Begin
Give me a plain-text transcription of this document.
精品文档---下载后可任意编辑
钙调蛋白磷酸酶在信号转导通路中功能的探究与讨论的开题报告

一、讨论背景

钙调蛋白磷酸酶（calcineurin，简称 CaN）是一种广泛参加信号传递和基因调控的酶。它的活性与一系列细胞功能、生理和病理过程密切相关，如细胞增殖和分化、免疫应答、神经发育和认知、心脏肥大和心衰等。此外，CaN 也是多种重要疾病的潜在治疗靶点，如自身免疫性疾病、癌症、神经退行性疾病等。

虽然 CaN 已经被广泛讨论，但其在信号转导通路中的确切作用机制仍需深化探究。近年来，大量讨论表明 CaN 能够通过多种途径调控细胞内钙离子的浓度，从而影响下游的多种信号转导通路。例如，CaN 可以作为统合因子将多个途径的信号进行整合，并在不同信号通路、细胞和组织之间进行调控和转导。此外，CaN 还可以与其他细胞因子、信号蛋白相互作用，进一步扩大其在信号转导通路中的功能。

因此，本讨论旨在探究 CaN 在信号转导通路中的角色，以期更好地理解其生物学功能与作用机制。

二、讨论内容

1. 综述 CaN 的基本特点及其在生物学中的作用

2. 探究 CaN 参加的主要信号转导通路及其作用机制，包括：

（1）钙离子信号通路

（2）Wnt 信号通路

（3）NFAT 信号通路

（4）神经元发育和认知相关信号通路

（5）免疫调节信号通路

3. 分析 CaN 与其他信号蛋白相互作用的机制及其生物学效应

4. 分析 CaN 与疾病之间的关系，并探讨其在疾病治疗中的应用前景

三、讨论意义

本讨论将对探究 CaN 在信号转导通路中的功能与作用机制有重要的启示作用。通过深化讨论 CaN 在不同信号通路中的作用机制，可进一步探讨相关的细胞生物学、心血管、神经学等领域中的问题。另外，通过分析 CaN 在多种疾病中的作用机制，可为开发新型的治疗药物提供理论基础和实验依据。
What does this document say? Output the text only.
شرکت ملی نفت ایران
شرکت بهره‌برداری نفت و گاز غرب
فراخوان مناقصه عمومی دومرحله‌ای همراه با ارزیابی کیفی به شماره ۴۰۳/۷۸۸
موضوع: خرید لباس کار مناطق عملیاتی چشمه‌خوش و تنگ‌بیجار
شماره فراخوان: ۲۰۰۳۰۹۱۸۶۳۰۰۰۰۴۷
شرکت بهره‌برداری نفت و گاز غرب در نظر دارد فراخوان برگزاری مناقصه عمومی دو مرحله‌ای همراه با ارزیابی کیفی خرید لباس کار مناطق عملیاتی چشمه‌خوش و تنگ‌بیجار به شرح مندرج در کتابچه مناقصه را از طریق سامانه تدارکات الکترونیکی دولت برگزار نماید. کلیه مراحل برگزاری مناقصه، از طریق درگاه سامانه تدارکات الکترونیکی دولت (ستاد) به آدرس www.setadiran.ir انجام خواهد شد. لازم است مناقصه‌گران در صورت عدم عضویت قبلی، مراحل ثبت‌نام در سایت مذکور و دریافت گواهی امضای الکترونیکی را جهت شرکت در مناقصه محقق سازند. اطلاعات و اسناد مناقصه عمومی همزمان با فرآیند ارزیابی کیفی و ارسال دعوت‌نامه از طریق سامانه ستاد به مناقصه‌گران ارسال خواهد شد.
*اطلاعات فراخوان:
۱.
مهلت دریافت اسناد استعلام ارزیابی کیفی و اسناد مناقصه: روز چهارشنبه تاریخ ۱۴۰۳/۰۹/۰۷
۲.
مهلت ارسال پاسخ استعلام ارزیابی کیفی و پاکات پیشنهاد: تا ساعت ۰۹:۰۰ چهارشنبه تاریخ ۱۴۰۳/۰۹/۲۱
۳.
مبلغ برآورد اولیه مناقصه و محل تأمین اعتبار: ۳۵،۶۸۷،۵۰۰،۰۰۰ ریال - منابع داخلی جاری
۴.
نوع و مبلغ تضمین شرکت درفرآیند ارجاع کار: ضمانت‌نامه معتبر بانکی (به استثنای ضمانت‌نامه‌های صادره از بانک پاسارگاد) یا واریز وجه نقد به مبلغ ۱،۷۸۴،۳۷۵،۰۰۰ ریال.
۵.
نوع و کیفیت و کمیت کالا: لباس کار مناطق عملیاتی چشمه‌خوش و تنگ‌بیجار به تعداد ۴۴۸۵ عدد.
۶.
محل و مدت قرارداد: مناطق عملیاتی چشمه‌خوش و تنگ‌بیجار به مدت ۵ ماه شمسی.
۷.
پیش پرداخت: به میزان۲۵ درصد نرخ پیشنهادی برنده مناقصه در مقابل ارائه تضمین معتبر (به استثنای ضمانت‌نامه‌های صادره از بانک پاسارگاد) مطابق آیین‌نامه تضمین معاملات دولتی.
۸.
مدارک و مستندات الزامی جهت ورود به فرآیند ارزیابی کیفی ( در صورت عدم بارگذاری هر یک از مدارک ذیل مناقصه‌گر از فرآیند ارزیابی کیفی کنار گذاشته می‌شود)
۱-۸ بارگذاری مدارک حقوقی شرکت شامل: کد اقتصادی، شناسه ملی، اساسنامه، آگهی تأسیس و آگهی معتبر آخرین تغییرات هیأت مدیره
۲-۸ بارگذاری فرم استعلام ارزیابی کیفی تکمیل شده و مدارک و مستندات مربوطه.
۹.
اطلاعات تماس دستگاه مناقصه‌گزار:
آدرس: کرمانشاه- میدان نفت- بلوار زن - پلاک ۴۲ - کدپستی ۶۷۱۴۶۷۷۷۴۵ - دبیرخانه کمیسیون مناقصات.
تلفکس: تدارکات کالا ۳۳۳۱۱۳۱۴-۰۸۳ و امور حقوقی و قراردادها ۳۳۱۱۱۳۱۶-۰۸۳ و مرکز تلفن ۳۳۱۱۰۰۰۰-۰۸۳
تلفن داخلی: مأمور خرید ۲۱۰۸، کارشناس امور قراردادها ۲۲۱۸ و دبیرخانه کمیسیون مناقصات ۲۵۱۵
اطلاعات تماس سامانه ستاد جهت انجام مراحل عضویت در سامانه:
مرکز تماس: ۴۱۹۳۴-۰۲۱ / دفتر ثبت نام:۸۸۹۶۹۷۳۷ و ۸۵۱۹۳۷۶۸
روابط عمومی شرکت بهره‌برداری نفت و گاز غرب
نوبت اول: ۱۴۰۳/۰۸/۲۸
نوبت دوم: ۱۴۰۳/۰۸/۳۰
End
Reply with one number only: how many lines of the listing hold "مرکز"?

2